* Task statement
Each entry that follows must be output without any deviation.

+++ Stored rows +++

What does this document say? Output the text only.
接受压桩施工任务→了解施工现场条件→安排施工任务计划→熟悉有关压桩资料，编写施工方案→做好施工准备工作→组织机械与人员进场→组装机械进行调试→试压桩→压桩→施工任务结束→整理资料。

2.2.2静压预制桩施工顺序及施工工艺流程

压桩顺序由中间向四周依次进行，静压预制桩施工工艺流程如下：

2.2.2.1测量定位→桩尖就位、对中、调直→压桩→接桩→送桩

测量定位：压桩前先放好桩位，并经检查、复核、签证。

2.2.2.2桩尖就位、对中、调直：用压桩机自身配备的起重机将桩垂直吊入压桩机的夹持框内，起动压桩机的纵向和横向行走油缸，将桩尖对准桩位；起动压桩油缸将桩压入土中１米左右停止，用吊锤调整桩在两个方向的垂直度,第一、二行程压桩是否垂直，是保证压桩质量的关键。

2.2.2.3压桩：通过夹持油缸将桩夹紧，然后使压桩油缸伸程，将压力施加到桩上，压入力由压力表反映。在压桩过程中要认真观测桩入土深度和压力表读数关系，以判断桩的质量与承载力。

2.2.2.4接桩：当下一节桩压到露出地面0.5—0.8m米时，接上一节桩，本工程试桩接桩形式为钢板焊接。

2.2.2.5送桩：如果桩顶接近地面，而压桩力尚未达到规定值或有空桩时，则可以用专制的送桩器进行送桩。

+++

* Full response
What does this document say? Output the text only.
接受压桩施工任务→了解施工现场条件→安排施工任务计划→熟悉有关压桩资料，编写施工方案→做好施工准备工作→组织机械与人员进场→组装机械进行调试→试压桩→压桩→施工任务结束→整理资料。

2.2.2静压预制桩施工顺序及施工工艺流程

压桩顺序由中间向四周依次进行，静压预制桩施工工艺流程如下：

2.2.2.1测量定位→桩尖就位、对中、调直→压桩→接桩→送桩

测量定位：压桩前先放好桩位，并经检查、复核、签证。

2.2.2.2桩尖就位、对中、调直：用压桩机自身配备的起重机将桩垂直吊入压桩机的夹持框内，起动压桩机的纵向和横向行走油缸，将桩尖对准桩位；起动压桩油缸将桩压入土中１米左右停止，用吊锤调整桩在两个方向的垂直度,第一、二行程压桩是否垂直，是保证压桩质量的关键。

2.2.2.3压桩：通过夹持油缸将桩夹紧，然后使压桩油缸伸程，将压力施加到桩上，压入力由压力表反映。在压桩过程中要认真观测桩入土深度和压力表读数关系，以判断桩的质量与承载力。

2.2.2.4接桩：当下一节桩压到露出地面0.5—0.8m米时，接上一节桩，本工程试桩接桩形式为钢板焊接。

2.2.2.5送桩：如果桩顶接近地面，而压桩力尚未达到规定值或有空桩时，则可以用专制的送桩器进行送桩。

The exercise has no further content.